** 掲載本文 **
(メールでのご対応を基本とする月額5,000円~の顧問料)
少しずつ春らしく

今日は試用期間中の解雇の取り扱いについて、2回にわたって、
お話をさせて頂きたいと思います。
採用してから一定期間、試用期間を設けている会社さんは多いかと思いますが、
皆さんの「試用期間」のイメージはどのようなものでしょうか?
意外と誤解されている方もいらっしゃるかも知れませんが、
試用期間中だからと言って、簡単に解雇できるわけではありません
法律上、試用期間に関する定めがあるのは、労働基準法21条のみです。
労基法21条の解雇予告の適用除外の中に、入社してから14日以内の
試用期間中の者が含まれています。解雇予告(30日前の予告)もしくは
解雇予告手当(30日分以上の平均賃金支払い)無しで、上記であれば、
即日解雇することが可能です(逆を言えば、14日を超えてしまうと、
試用期間中でも上記解雇予告や手当が必要となります)。

** データ行 **
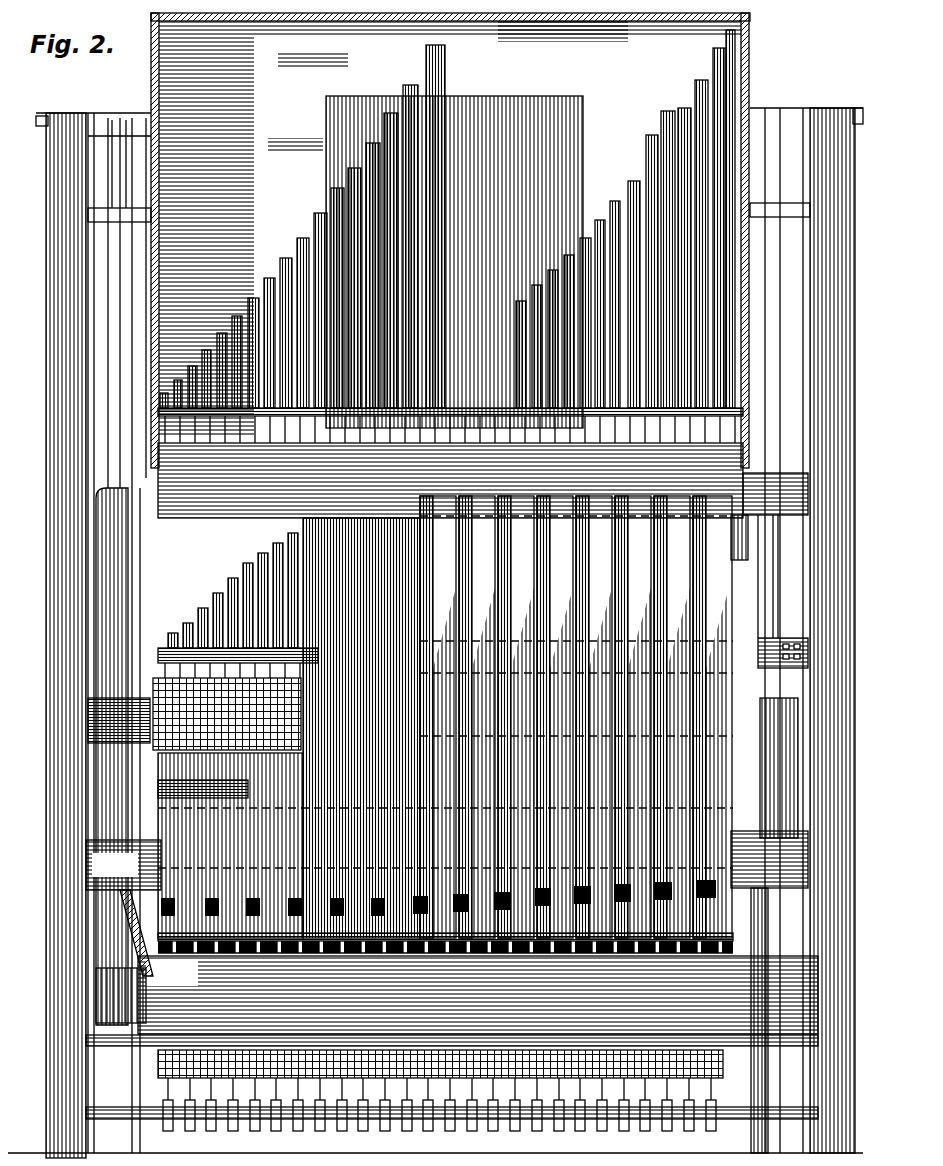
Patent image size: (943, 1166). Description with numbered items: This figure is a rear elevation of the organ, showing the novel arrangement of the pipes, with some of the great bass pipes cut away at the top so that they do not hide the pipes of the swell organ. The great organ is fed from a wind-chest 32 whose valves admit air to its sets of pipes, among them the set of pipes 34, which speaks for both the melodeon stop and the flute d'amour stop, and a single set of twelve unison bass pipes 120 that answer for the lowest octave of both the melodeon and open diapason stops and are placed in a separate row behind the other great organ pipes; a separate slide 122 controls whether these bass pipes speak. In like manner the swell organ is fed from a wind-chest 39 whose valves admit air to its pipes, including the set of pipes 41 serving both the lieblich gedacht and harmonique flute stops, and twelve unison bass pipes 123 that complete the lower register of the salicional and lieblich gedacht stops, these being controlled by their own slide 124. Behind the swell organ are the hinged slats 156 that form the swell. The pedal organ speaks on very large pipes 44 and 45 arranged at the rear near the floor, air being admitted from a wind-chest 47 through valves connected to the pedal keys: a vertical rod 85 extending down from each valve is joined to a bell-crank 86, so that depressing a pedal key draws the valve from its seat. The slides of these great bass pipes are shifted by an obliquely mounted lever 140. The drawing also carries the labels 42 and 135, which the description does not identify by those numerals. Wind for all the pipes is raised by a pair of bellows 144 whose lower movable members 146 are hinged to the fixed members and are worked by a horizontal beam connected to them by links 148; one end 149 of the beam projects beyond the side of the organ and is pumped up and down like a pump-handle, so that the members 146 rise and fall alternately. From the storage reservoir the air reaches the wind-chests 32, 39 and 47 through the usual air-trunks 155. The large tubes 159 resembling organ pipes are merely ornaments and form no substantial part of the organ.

The wind-chest 32 is at (227, 714).
The set of pipes 34 is at (278, 514).
The wind-chest 39 is at (450, 480).
The set of pipes 41 is at (305, 217).
The pallet valve 42 is at (438, 884).
The large pipes 44 is at (436, 942).
The large pipes 45 is at (690, 660).
The wind-chest 47 is at (478, 995).
The vertical rod 85 is at (428, 1088).
The bell-crank 86 is at (212, 1127).
The unison bass pipes 120 is at (400, 520).
The slide 122 is at (119, 720).
The unison bass pipes 123 is at (430, 272).
The slide 124 is at (775, 464).
The stop 135 is at (120, 995).
The lever 140 is at (134, 952).
The bellows 144 is at (160, 1066).
The movable members 146 is at (162, 1090).
The links 148 is at (275, 988).
The end of beam 149 is at (123, 865).
The air-trunks 155 is at (120, 481).
The hinged slats 156 is at (545, 232).
The large tubes 159 is at (135, 120).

** 実施タスク **
試用期間中の解雇について述べた本文を、最後の文に続けて書き進めてください。

** 回答 **
ここで誤解の無いように申し上げておきますが、14日以内であっても
会社が自由に解雇できるわけではありません
試用期間に関する定めが、就業規則になされていることが、
前提条件となります(不必要に長期間の試用期間を設定することはNG)。
試用期間中の解雇については、使用者には労働者の不適格性を理由とする
解約権が留保されているとの考えの元、通常の解雇の場合より、
ハードルは下がりますが、解約権留保の趣旨、目的に照らして、
客観的に合理的な理由が存し社会通念上相当として是認されうる場合にのみ
許されるとされています。
企業者が、採用決定後における調査の結果により、または試用中の
勤務状態等により、当初知ることができず、また知ることが期待できないような
事実を知るに至つた場合において、そのような事実に照らしその者を引き続き
当該企業に雇用しておくのが適当でないと判断することが、解約権留保の趣旨、
目的に徴して、客観的に相当であると認められる場合には、さきに留保した
解約権を行使することができます。
ですので、試用期間中に十分な教育・指導を行うことはもちろんのこと、
解雇回避努力(配置転換や試用期間の延長等)も当然求められます。
長々と書きましたが、結論を言えば、試用期間中だからといって、
本採用を見送る(=解雇)ことは容易ではないということです。
しかし、試用期間を設けることの会社側のメリットとして、
やはり通常の解雇に比べ、試用期間中の解雇はハードルが低くなるため、
労働者の適性や能力を見極めるのに効果的であることと、
試用期間中の賃金を、本採用後より低く設定できること等が
挙げられます(募集・採用時での事前の明示は必須)。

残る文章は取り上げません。